WORK TO BE COMPLETED: Put every line of the listing below into a JSON list of strings, one string per line, leaving out any blank lines.
⁂
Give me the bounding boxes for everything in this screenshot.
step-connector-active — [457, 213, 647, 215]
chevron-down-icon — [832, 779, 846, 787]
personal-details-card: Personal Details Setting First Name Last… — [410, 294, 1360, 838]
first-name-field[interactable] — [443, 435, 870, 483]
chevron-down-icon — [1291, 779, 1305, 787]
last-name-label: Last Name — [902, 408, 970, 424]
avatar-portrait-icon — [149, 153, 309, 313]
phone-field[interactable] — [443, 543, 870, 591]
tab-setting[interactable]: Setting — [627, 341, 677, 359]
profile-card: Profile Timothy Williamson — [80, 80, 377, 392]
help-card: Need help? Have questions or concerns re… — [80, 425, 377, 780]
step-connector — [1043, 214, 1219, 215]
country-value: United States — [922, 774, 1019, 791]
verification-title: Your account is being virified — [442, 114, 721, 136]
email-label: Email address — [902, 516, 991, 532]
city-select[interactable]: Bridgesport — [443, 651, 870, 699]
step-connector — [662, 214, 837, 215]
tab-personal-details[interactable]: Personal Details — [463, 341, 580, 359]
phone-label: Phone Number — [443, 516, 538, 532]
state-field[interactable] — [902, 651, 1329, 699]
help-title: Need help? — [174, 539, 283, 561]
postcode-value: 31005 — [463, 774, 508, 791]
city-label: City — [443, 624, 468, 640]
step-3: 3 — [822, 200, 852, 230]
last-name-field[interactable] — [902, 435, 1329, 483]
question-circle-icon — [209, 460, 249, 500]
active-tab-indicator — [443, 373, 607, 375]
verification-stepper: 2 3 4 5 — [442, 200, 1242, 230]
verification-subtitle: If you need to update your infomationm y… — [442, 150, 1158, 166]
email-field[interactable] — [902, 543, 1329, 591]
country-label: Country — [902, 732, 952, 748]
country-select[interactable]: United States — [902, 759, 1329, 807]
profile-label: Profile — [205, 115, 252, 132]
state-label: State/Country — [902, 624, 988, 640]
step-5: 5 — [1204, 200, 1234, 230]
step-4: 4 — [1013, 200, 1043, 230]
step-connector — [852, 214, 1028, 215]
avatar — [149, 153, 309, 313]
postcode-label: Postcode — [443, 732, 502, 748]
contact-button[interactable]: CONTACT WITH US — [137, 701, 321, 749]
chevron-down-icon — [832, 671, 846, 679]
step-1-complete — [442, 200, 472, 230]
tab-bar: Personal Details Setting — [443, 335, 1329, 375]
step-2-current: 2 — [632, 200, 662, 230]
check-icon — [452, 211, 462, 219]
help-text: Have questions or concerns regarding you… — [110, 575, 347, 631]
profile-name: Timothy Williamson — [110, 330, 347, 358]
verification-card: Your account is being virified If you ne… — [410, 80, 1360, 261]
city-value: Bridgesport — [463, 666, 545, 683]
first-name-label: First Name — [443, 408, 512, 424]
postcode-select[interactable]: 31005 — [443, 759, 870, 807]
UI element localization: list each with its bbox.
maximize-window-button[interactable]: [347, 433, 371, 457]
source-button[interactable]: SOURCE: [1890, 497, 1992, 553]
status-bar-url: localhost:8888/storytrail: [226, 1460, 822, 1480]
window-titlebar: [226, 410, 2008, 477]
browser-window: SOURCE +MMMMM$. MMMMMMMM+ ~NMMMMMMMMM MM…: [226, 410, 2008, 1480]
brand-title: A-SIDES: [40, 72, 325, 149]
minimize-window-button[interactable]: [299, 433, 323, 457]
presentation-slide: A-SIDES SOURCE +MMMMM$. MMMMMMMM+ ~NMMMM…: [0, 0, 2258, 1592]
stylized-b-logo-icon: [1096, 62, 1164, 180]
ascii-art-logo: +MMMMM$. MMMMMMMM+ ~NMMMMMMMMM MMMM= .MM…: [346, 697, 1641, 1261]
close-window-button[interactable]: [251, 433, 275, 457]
⁂
RESULT OF THIS TASK:
[
  "Give me the bounding boxes for everything in this screenshot.",
  "step-connector-active — [457, 213, 647, 215]",
  "chevron-down-icon — [832, 779, 846, 787]",
  "personal-details-card: Personal Details Setting First Name Last… — [410, 294, 1360, 838]",
  "first-name-field[interactable] — [443, 435, 870, 483]",
  "chevron-down-icon — [1291, 779, 1305, 787]",
  "last-name-label: Last Name — [902, 408, 970, 424]",
  "avatar-portrait-icon — [149, 153, 309, 313]",
  "phone-field[interactable] — [443, 543, 870, 591]",
  "tab-setting[interactable]: Setting — [627, 341, 677, 359]",
  "profile-card: Profile Timothy Williamson — [80, 80, 377, 392]",
  "help-card: Need help? Have questions or concerns re… — [80, 425, 377, 780]",
  "step-connector — [1043, 214, 1219, 215]",
  "country-value: United States — [922, 774, 1019, 791]",
  "verification-title: Your account is being virified — [442, 114, 721, 136]",
  "email-label: Email address — [902, 516, 991, 532]",
  "city-select[interactable]: Bridgesport — [443, 651, 870, 699]",
  "step-connector — [662, 214, 837, 215]",
  "tab-personal-details[interactable]: Personal Details — [463, 341, 580, 359]",
  "phone-label: Phone Number — [443, 516, 538, 532]",
  "state-field[interactable] — [902, 651, 1329, 699]",
  "help-title: Need help? — [174, 539, 283, 561]",
  "postcode-value: 31005 — [463, 774, 508, 791]",
  "city-label: City — [443, 624, 468, 640]",
  "step-3: 3 — [822, 200, 852, 230]",
  "last-name-field[interactable] — [902, 435, 1329, 483]",
  "question-circle-icon — [209, 460, 249, 500]",
  "active-tab-indicator — [443, 373, 607, 375]",
  "verification-stepper: 2 3 4 5 — [442, 200, 1242, 230]",
  "verification-subtitle: If you need to update your infomationm y… — [442, 150, 1158, 166]",
  "email-field[interactable] — [902, 543, 1329, 591]",
  "country-label: Country — [902, 732, 952, 748]",
  "country-select[interactable]: United States — [902, 759, 1329, 807]",
  "profile-label: Profile — [205, 115, 252, 132]",
  "state-label: State/Country — [902, 624, 988, 640]",
  "step-5: 5 — [1204, 200, 1234, 230]",
  "step-4: 4 — [1013, 200, 1043, 230]",
  "step-connector — [852, 214, 1028, 215]",
  "avatar — [149, 153, 309, 313]",
  "postcode-label: Postcode — [443, 732, 502, 748]",
  "contact-button[interactable]: CONTACT WITH US — [137, 701, 321, 749]",
  "chevron-down-icon — [832, 671, 846, 679]",
  "step-1-complete — [442, 200, 472, 230]",
  "tab-bar: Personal Details Setting — [443, 335, 1329, 375]",
  "step-2-current: 2 — [632, 200, 662, 230]",
  "check-icon — [452, 211, 462, 219]",
  "help-text: Have questions or concerns regarding you… — [110, 575, 347, 631]",
  "profile-name: Timothy Williamson — [110, 330, 347, 358]",
  "verification-card: Your account is being virified If you ne… — [410, 80, 1360, 261]",
  "city-value: Bridgesport — [463, 666, 545, 683]",
  "first-name-label: First Name — [443, 408, 512, 424]",
  "postcode-select[interactable]: 31005 — [443, 759, 870, 807]",
  "UI element localization: list each with its bbox.",
  "maximize-window-button[interactable]: [347, 433, 371, 457]",
  "source-button[interactable]: SOURCE: [1890, 497, 1992, 553]",
  "status-bar-url: localhost:8888/storytrail: [226, 1460, 822, 1480]",
  "window-titlebar: [226, 410, 2008, 477]",
  "browser-window: SOURCE +MMMMM$. MMMMMMMM+ ~NMMMMMMMMM MM…: [226, 410, 2008, 1480]",
  "brand-title: A-SIDES: [40, 72, 325, 149]",
  "minimize-window-button[interactable]: [299, 433, 323, 457]",
  "presentation-slide: A-SIDES SOURCE +MMMMM$. MMMMMMMM+ ~NMMMM…: [0, 0, 2258, 1592]",
  "stylized-b-logo-icon: [1096, 62, 1164, 180]",
  "ascii-art-logo: +MMMMM$. MMMMMMMM+ ~NMMMMMMMMM MMMM= .MM…: [346, 697, 1641, 1261]",
  "close-window-button[interactable]: [251, 433, 275, 457]"
]